Task details — Gather all lines with "Output" from the records.

Records —
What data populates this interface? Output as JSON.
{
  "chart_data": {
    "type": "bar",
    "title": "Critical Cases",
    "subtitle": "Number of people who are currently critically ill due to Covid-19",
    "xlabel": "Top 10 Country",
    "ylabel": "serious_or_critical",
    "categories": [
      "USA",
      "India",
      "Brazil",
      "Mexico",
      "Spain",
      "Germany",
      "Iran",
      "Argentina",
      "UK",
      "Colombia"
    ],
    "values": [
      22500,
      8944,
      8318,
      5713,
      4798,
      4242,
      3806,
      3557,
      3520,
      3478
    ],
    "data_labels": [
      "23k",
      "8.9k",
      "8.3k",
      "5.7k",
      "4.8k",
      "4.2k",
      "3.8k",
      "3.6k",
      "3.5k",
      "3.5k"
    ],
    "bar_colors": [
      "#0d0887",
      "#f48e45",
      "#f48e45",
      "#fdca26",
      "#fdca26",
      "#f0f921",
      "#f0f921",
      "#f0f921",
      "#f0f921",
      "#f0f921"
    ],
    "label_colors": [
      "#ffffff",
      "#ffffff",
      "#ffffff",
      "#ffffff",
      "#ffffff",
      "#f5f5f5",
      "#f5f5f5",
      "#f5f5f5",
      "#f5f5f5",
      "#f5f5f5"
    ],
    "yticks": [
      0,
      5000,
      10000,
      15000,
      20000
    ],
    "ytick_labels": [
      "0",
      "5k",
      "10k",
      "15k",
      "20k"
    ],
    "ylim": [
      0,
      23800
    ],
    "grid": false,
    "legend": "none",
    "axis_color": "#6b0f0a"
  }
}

---

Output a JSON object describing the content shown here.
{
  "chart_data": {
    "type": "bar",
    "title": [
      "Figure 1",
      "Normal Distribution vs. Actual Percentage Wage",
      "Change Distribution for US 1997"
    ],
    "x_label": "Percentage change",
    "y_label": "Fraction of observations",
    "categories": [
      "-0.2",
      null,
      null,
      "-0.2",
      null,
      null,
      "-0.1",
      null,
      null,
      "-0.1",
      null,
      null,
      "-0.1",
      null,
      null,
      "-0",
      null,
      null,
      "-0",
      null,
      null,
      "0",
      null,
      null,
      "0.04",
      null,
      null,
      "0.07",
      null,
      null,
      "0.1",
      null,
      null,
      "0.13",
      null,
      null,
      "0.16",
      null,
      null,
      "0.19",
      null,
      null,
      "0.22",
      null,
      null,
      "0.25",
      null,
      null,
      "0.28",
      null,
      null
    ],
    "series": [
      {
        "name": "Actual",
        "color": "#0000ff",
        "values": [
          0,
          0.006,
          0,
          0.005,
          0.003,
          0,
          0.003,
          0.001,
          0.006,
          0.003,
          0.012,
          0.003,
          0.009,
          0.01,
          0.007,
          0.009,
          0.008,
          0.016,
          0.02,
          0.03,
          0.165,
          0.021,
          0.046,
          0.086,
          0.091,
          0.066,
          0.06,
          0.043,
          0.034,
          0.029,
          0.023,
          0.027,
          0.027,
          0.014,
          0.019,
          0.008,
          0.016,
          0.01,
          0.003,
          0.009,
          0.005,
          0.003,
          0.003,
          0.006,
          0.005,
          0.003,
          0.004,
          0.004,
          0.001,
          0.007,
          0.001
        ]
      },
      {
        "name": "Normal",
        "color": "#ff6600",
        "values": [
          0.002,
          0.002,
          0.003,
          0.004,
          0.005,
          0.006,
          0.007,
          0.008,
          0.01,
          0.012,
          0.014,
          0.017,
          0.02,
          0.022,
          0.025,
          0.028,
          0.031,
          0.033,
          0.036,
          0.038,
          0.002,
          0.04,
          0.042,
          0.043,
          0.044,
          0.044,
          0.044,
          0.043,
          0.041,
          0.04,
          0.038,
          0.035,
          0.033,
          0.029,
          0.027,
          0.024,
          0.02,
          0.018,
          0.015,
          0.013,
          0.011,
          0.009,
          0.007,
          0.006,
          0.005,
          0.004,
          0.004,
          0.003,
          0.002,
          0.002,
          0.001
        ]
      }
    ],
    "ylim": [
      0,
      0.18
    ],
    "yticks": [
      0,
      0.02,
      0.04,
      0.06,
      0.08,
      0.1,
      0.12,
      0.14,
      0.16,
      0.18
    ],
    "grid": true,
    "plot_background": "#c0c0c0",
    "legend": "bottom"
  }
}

...

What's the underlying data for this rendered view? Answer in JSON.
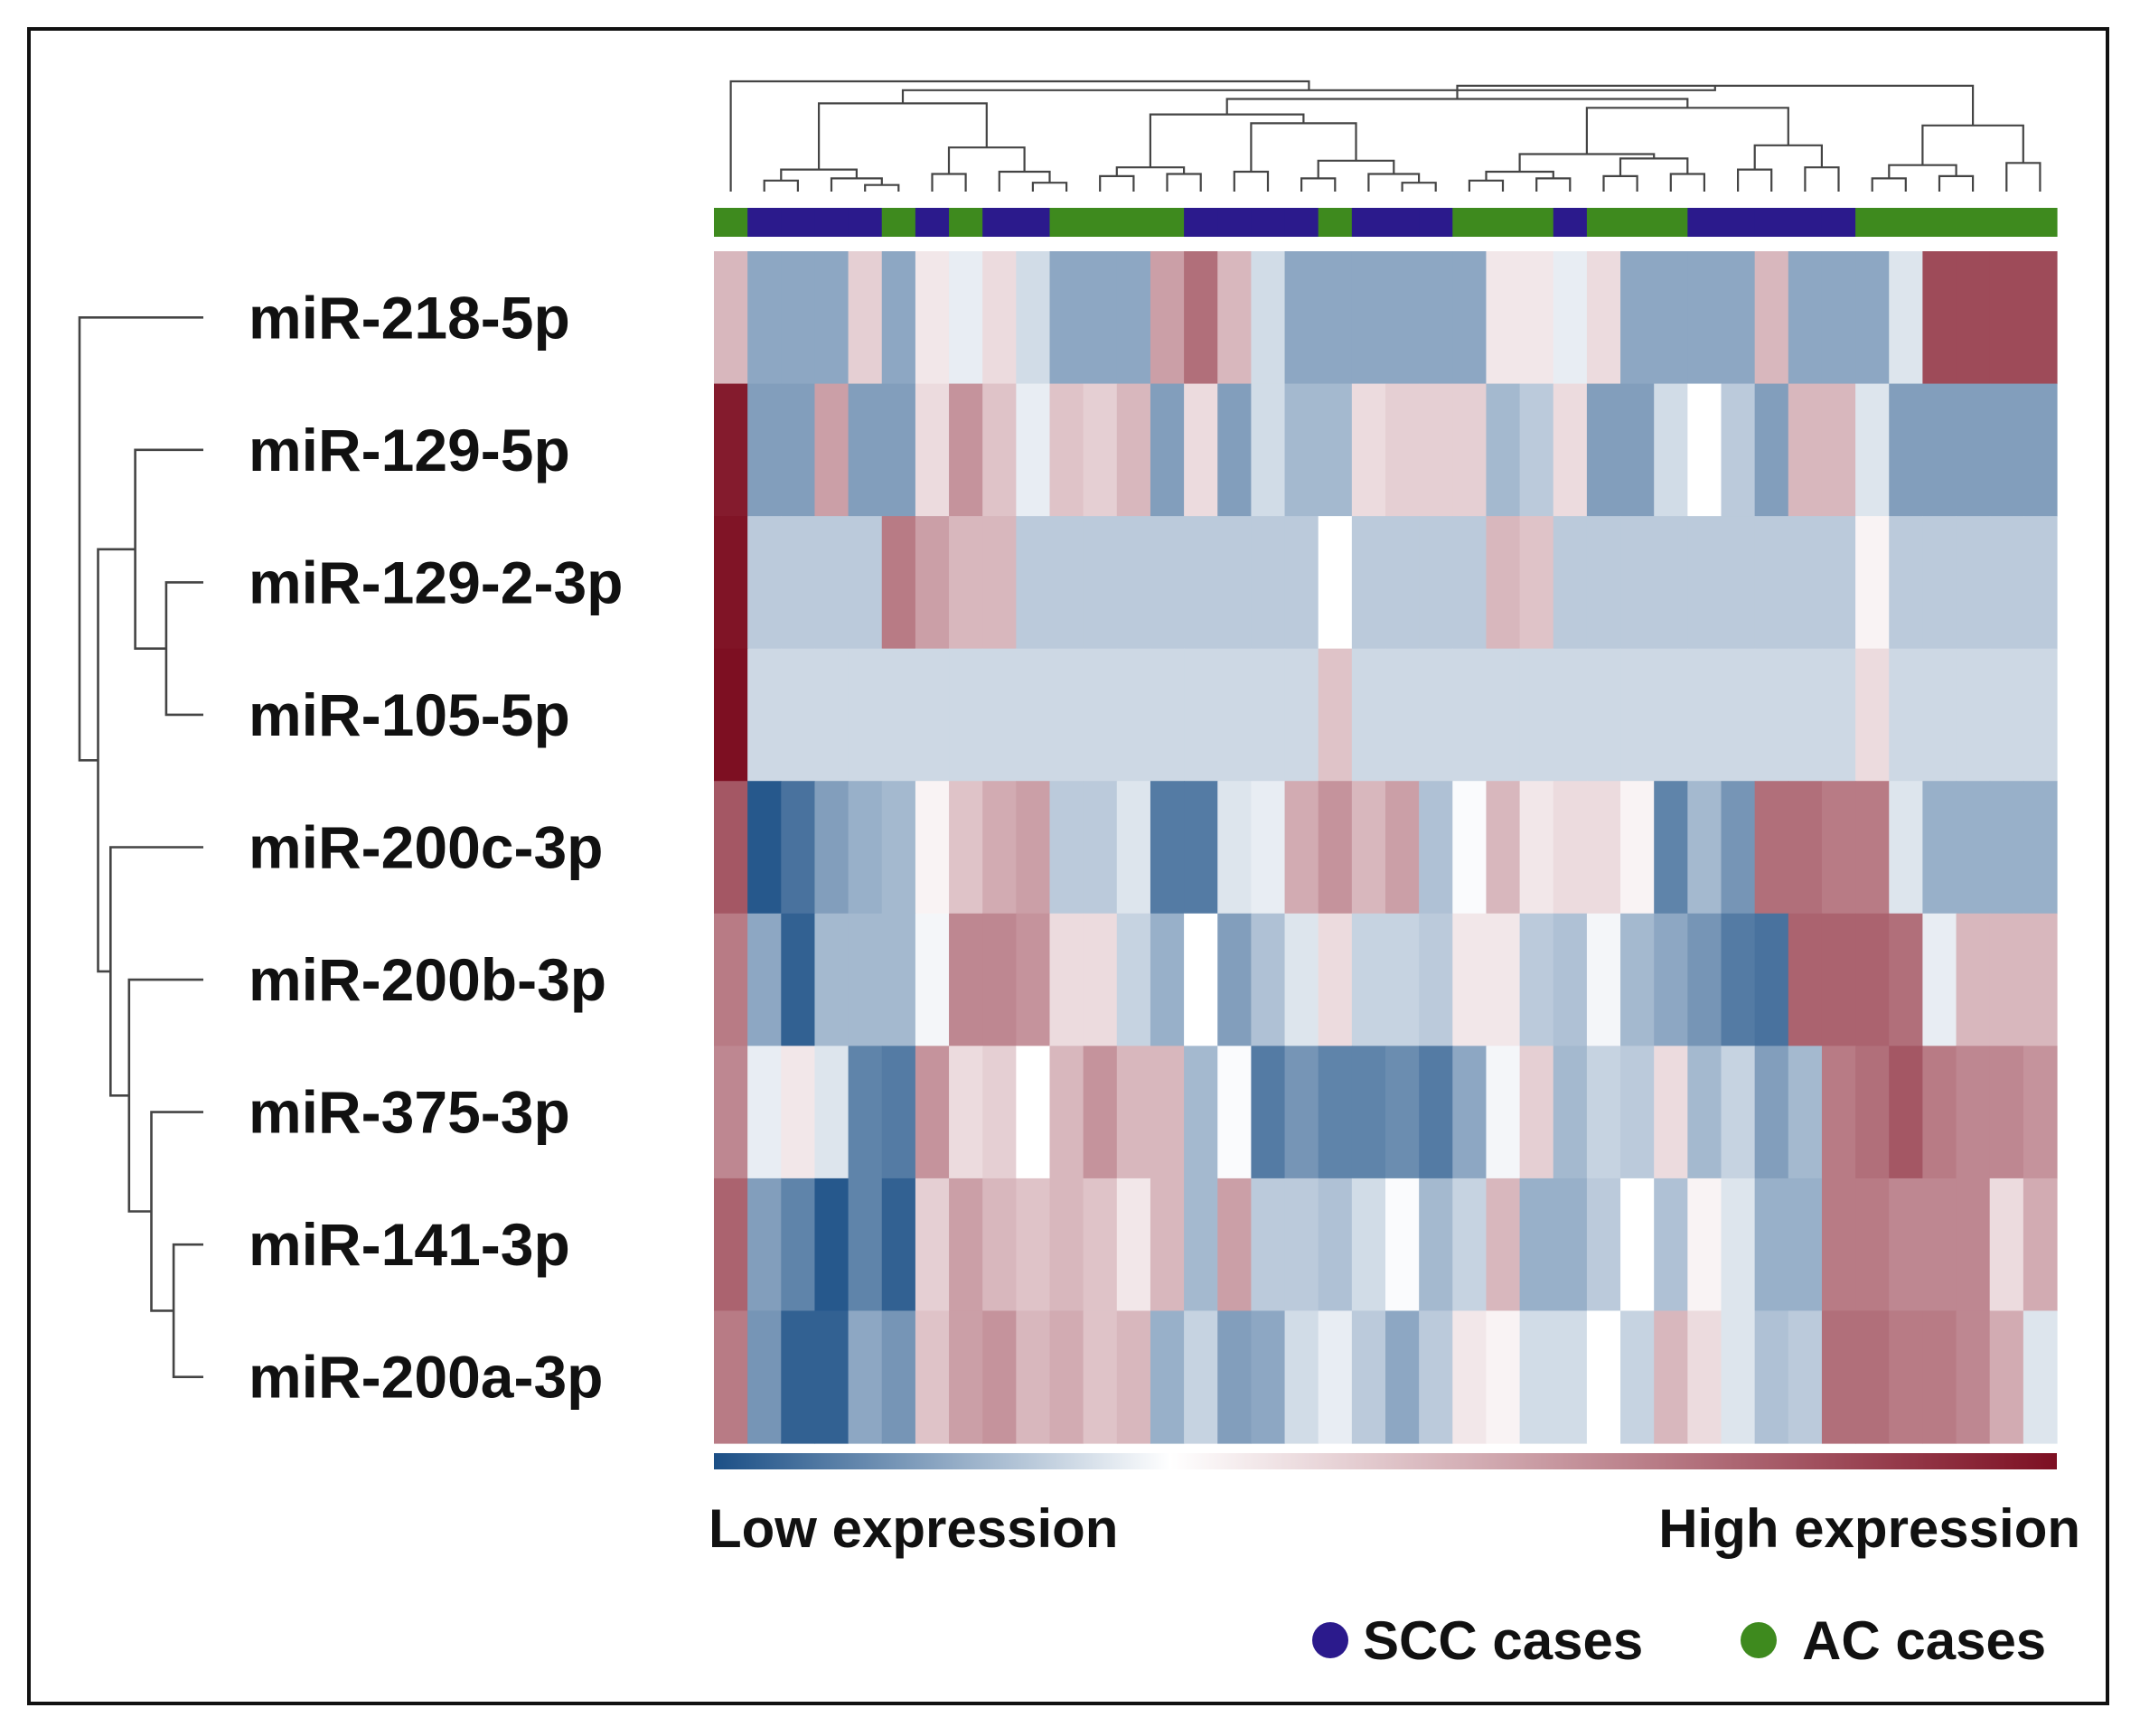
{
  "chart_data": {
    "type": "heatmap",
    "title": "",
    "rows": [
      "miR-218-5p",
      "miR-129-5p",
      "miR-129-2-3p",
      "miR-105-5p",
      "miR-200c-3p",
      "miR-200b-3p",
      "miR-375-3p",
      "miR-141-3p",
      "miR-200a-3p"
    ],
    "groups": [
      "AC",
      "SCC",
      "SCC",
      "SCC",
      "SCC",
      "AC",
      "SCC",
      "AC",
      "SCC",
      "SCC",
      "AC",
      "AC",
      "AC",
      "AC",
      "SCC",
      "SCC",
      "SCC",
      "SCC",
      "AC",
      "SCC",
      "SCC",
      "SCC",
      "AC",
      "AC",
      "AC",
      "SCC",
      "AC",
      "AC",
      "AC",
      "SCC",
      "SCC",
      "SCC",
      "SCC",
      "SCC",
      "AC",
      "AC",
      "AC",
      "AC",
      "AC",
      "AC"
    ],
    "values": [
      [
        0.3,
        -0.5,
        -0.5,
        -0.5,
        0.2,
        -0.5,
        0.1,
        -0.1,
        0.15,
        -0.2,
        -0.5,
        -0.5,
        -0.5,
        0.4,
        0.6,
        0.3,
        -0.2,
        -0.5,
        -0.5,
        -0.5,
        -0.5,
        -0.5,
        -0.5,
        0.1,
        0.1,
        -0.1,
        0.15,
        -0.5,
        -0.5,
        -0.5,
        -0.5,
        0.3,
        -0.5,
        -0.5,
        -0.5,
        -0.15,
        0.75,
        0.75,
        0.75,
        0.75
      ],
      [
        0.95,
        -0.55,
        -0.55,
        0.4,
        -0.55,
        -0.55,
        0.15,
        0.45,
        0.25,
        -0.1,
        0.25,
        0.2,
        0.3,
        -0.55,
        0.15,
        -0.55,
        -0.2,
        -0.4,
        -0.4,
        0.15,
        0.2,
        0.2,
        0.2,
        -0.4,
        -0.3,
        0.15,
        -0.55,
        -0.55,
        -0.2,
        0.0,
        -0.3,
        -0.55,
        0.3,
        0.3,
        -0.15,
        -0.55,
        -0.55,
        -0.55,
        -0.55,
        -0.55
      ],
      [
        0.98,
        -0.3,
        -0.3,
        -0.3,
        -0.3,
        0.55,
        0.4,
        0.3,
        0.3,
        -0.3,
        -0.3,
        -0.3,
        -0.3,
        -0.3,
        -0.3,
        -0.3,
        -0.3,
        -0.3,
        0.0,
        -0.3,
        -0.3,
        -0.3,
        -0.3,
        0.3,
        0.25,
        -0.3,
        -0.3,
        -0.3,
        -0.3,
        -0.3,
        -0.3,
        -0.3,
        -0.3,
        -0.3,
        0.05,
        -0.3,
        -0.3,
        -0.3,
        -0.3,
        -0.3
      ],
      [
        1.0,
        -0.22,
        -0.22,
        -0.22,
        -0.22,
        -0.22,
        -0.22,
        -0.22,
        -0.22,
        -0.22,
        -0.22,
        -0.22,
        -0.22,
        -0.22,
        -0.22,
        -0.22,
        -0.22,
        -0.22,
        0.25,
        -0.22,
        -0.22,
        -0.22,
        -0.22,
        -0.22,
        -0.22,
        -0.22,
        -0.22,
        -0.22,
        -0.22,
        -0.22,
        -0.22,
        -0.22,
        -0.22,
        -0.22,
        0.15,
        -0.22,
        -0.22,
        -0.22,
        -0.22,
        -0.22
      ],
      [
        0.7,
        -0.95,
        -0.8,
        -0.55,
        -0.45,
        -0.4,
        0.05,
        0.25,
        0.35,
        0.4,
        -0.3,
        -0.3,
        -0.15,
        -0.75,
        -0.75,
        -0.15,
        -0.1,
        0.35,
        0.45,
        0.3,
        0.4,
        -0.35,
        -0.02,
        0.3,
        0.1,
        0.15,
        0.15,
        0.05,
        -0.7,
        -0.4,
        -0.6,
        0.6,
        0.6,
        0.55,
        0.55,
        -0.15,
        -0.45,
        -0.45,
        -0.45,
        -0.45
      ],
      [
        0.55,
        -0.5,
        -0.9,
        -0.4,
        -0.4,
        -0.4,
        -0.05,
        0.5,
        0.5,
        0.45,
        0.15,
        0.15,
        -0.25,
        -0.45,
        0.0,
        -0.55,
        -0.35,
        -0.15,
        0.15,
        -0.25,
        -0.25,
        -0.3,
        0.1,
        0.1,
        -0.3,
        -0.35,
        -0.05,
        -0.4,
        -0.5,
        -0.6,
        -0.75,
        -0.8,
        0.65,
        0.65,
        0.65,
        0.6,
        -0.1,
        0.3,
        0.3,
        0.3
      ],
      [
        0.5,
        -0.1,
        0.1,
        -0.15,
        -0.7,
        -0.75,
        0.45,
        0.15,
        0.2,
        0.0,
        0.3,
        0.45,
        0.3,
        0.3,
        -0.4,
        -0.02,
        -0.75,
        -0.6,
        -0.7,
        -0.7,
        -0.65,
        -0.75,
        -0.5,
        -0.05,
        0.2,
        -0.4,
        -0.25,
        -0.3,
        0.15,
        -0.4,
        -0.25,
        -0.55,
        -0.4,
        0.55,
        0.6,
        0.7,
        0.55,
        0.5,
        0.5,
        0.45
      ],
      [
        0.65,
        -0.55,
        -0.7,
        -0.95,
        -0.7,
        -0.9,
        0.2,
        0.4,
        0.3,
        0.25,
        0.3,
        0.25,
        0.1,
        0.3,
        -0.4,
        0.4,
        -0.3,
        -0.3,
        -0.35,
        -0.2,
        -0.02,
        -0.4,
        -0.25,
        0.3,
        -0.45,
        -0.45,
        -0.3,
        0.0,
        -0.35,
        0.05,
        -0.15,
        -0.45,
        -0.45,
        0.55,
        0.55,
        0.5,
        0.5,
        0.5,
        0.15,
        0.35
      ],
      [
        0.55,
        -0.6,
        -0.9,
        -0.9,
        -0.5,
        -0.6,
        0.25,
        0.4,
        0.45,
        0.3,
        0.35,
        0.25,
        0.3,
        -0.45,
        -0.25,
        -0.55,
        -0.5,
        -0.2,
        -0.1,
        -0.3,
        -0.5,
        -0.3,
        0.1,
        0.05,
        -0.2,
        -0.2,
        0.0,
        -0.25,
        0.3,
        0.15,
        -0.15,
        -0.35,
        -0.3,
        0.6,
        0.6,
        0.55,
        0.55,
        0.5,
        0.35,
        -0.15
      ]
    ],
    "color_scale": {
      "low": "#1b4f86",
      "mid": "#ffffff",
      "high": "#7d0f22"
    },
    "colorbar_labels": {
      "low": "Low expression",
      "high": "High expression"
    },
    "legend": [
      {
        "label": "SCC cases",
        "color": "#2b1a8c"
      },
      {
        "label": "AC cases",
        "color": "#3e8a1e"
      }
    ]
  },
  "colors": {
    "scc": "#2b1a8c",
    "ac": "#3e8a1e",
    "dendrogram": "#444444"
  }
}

Solution —
What data populates this interface? Output as JSON.
Output a JSON object describing the content shown here.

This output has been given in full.